Output only the count of lines that contain "содержание".

(Stored items)
-=-=-

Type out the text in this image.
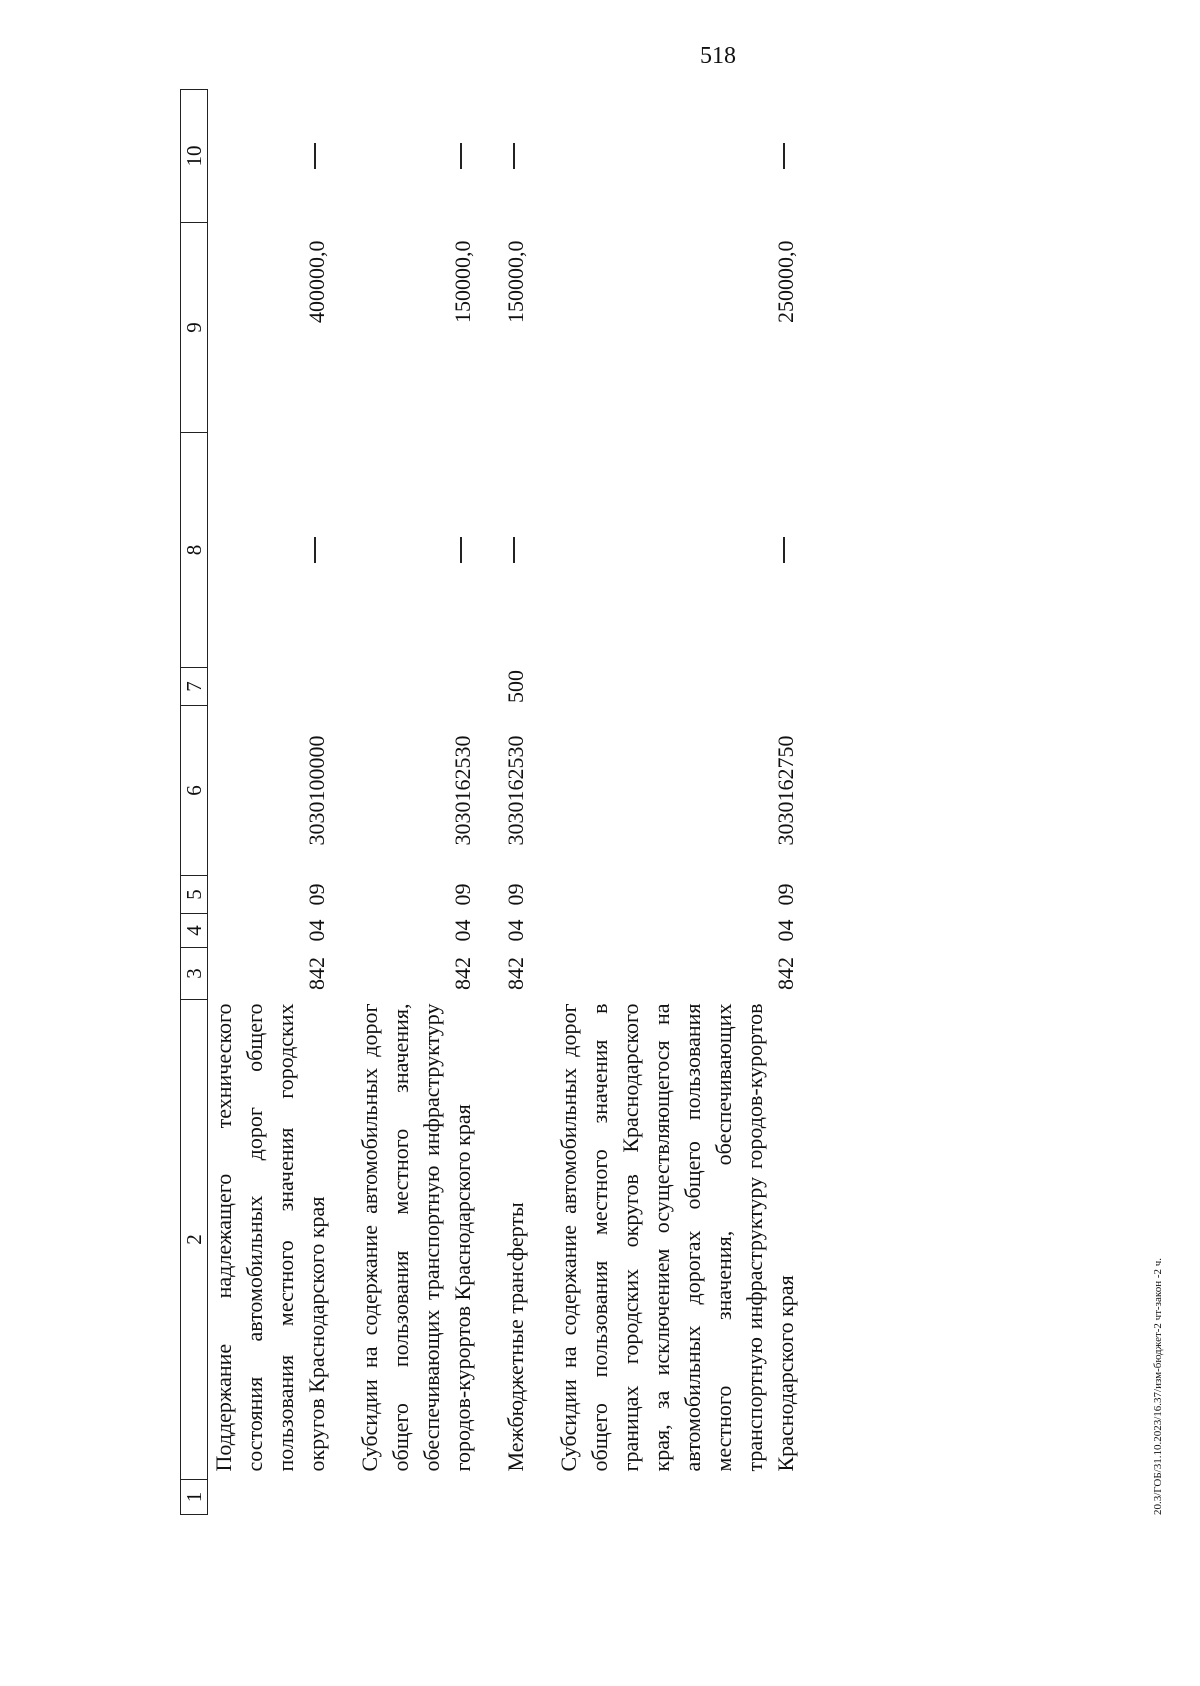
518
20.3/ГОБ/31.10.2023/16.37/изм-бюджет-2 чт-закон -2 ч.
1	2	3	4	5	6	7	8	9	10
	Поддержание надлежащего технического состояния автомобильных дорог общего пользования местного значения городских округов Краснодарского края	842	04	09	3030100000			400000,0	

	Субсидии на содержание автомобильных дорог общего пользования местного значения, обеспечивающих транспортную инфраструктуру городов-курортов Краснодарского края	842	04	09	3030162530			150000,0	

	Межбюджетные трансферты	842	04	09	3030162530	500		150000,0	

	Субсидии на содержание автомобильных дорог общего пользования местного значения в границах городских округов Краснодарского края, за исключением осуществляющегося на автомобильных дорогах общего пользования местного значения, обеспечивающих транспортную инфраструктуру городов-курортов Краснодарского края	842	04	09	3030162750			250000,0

-=-=-

■ **Result for this exercise**
2